#### [PASSAGE PROVIDED]
-----
I know that Joint Probability density function for two random functions $X$ and $Y$
$$P(XY) = P(X)\cdot P(Y|X)\tag{1}$$
But I just read in a set of lecture notes that for E(X)=E(Y)=0
$$E(XY) = E(X)\cdot E(Y|X)\tag{2}$$
I also know that $E(X) =$ Multiplication of $P(X)$ with $x$ and subsequent Integration over $x$
Hence, I don't see how equation (2) stands true. Any ideas? Is it wrongly written.
Your equation (1) is misleading. The joint density function of two random variables is not related to their product. Further we more commonly use $f$ for probability density functions, rather than $\mathsf P$. So the joint PDF is:
$$f_{X,Y}(x,y) = f_X(x)f_{Y\mid X}(y\mid x)$$
The expected value of the product of two random variables is then:
$$\begin{align} \mathsf E[XY] & = \iint_{\mathcal{X\times Y}} xy\; f_{X,Y}(x,y)\operatorname d y \operatorname d x \\[1ex] & = \iint_{\mathcal{X\times Y}} xy\;f_{Y\mid X}(y\mid x)f_X(x)\operatorname d y \operatorname d x \\[1ex] & = \int_\mathcal X x\left(\int_\mathcal{Y\mid X=x} y\;f_{Y\mid X}(y\mid x)\operatorname d y\right)f_X(x)\operatorname dx \\[1ex] & = \int_\mathcal X x\;\mathsf E[Y\mid X=x]\;f_X(x)\operatorname dx \\[1ex] & = \mathsf E[X\;\mathsf E[Y\mid X]] \end{align}$$
Which is not the same thing as: $\mathsf E[X]\;\mathsf E[Y\mid X]$
-----
#### [RAW RECORDS]
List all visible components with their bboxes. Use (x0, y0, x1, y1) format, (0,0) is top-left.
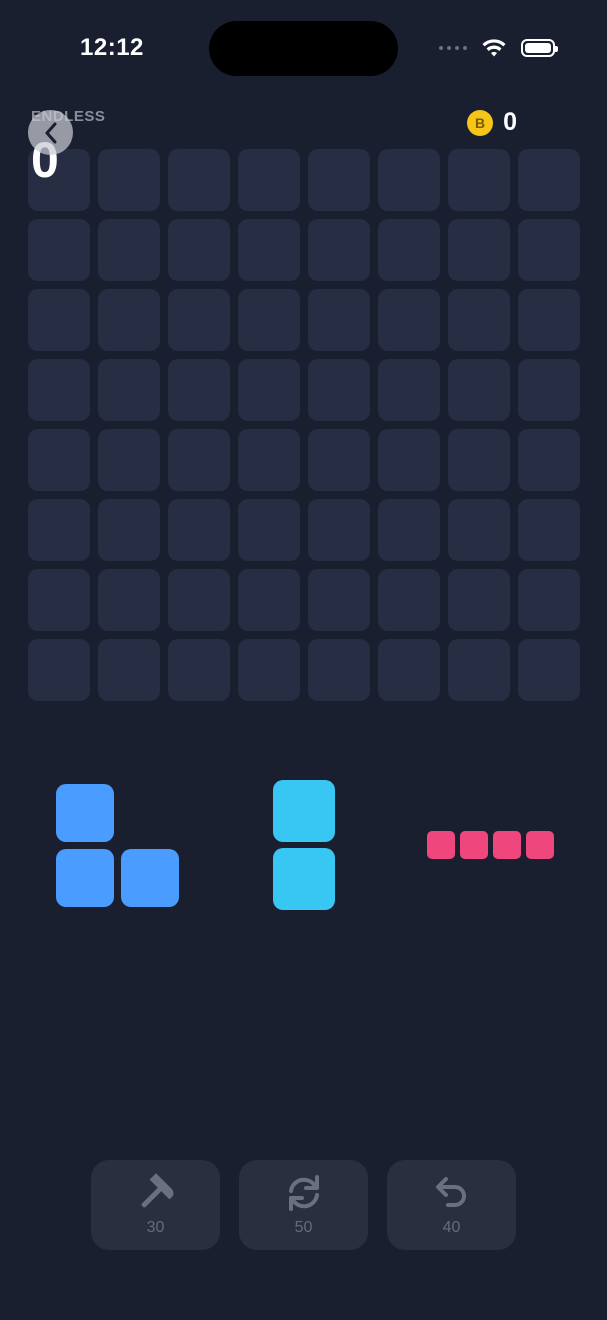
piece-horizontal-i4[interactable] (427, 831, 554, 859)
board-cell[interactable] (378, 359, 440, 421)
board-cell[interactable] (378, 569, 440, 631)
refresh-count: 50 (294, 1219, 313, 1236)
board-cell[interactable] (378, 149, 440, 211)
board-cell[interactable] (168, 429, 230, 491)
board-cell[interactable] (448, 639, 510, 701)
wifi-icon (482, 39, 506, 57)
board-cell[interactable] (448, 359, 510, 421)
piece-block (460, 831, 488, 859)
board-cell[interactable] (168, 149, 230, 211)
powerup-bar: 30 50 40 (91, 1160, 516, 1250)
hammer-powerup-button[interactable]: 30 (91, 1160, 220, 1250)
board-cell[interactable] (518, 569, 580, 631)
board-cell[interactable] (98, 149, 160, 211)
status-time: 12:12 (80, 34, 144, 61)
board-cell[interactable] (168, 639, 230, 701)
piece-block (427, 831, 455, 859)
board-cell[interactable] (448, 149, 510, 211)
undo-powerup-button[interactable]: 40 (387, 1160, 516, 1250)
coin-icon: B (467, 109, 494, 136)
board-cell[interactable] (518, 359, 580, 421)
board-cell[interactable] (238, 289, 300, 351)
board-cell[interactable] (518, 219, 580, 281)
board-cell[interactable] (308, 499, 370, 561)
board-cell[interactable] (378, 289, 440, 351)
game-board[interactable] (28, 149, 580, 701)
board-cell[interactable] (518, 499, 580, 561)
board-cell[interactable] (308, 149, 370, 211)
board-cell[interactable] (168, 499, 230, 561)
board-cell[interactable] (98, 359, 160, 421)
board-cell[interactable] (378, 429, 440, 491)
piece-vertical-domino[interactable] (273, 780, 335, 910)
board-cell[interactable] (518, 289, 580, 351)
status-icons (439, 38, 558, 58)
board-cell[interactable] (308, 639, 370, 701)
board-cell[interactable] (238, 219, 300, 281)
board-cell[interactable] (378, 219, 440, 281)
board-cell[interactable] (28, 289, 90, 351)
coin-balance: B 0 (467, 108, 517, 137)
board-cell[interactable] (378, 639, 440, 701)
piece-block (56, 849, 114, 907)
board-cell[interactable] (238, 499, 300, 561)
piece-block (121, 849, 179, 907)
board-cell[interactable] (98, 639, 160, 701)
board-cell[interactable] (308, 429, 370, 491)
board-cell[interactable] (308, 569, 370, 631)
piece-block (526, 831, 554, 859)
board-cell[interactable] (28, 219, 90, 281)
undo-count: 40 (442, 1219, 461, 1236)
board-cell[interactable] (98, 219, 160, 281)
board-cell[interactable] (28, 359, 90, 421)
board-cell[interactable] (448, 499, 510, 561)
board-cell[interactable] (168, 359, 230, 421)
piece-block (56, 784, 114, 842)
refresh-powerup-button[interactable]: 50 (239, 1160, 368, 1250)
refresh-icon (288, 1175, 319, 1211)
piece-block (273, 780, 335, 842)
board-cell[interactable] (28, 429, 90, 491)
board-cell[interactable] (238, 639, 300, 701)
board-cell[interactable] (28, 569, 90, 631)
board-cell[interactable] (378, 499, 440, 561)
board-cell[interactable] (238, 569, 300, 631)
board-cell[interactable] (308, 359, 370, 421)
piece-block (273, 848, 335, 910)
board-cell[interactable] (98, 499, 160, 561)
board-cell[interactable] (308, 289, 370, 351)
board-cell[interactable] (28, 639, 90, 701)
battery-icon (521, 39, 558, 57)
board-cell[interactable] (28, 499, 90, 561)
board-cell[interactable] (168, 569, 230, 631)
piece-block (493, 831, 521, 859)
board-cell[interactable] (518, 149, 580, 211)
board-cell[interactable] (238, 149, 300, 211)
board-cell[interactable] (518, 429, 580, 491)
hammer-icon (141, 1173, 173, 1208)
board-cell[interactable] (168, 219, 230, 281)
board-cell[interactable] (238, 359, 300, 421)
board-cell[interactable] (308, 219, 370, 281)
board-cell[interactable] (98, 429, 160, 491)
undo-icon (435, 1177, 466, 1207)
dynamic-island (209, 21, 398, 76)
cellular-signal-icon (439, 46, 467, 50)
board-cell[interactable] (448, 569, 510, 631)
hammer-count: 30 (146, 1219, 165, 1236)
board-cell[interactable] (168, 289, 230, 351)
board-cell[interactable] (448, 219, 510, 281)
board-cell[interactable] (98, 569, 160, 631)
piece-l-tromino[interactable] (56, 784, 179, 907)
board-cell[interactable] (518, 639, 580, 701)
board-cell[interactable] (448, 429, 510, 491)
board-cell[interactable] (238, 429, 300, 491)
coin-count: 0 (503, 108, 517, 136)
board-cell[interactable] (448, 289, 510, 351)
chevron-left-icon (45, 122, 56, 143)
back-button[interactable] (28, 110, 73, 155)
board-cell[interactable] (98, 289, 160, 351)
-----
#### [PROBLEM REQUIREMENTS]
In the thread on joint densities and expected values, write out the part that opens with "I know that" and closes with "it wrongly written.", swapping "lecture notes" for "course slides".

#### [SOLUTION FOR THIS PROBLEM]
I know that Joint Probability density function for two random functions $X$ and $Y$
$$P(XY) = P(X)\cdot P(Y|X)\tag{1}$$
But I just read in a set of course slides that for E(X)=E(Y)=0
$$E(XY) = E(X)\cdot E(Y|X)\tag{2}$$
I also know that $E(X) =$ Multiplication of $P(X)$ with $x$ and subsequent Integration over $x$
Hence, I don't see how equation (2) stands true. Any ideas? Is it wrongly written.